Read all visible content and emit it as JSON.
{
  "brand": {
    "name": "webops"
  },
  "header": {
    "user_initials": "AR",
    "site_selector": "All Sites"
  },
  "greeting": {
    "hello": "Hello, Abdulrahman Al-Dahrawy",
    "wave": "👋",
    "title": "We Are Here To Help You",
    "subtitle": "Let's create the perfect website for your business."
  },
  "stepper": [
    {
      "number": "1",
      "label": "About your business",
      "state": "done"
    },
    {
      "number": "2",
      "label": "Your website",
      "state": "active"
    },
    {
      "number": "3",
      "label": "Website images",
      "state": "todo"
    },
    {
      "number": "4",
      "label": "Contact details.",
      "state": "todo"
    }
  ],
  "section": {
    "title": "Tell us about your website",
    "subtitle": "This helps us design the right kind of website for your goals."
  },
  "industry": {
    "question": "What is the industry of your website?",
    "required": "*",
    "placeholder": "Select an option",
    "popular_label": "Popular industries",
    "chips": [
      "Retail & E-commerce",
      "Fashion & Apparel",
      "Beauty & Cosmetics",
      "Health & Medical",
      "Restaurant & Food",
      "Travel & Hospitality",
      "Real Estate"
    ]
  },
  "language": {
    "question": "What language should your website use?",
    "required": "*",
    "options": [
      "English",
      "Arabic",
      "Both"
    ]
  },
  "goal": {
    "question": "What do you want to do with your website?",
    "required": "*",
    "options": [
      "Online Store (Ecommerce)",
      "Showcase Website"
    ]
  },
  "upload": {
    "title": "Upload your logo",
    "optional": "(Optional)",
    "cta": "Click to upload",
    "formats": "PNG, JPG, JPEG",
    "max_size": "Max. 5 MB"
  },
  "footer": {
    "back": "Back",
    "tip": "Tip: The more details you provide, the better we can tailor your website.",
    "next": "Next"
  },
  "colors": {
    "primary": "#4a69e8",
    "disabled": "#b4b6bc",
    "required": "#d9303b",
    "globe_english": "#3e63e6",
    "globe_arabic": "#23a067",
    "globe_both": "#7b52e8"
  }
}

*****

→ **Required task**:
Copy out every line of the data that includes "subtitle".

→ **Problem solution**:
    "subtitle": "Let's create the perfect website for your business."
    "subtitle": "This helps us design the right kind of website for your goals."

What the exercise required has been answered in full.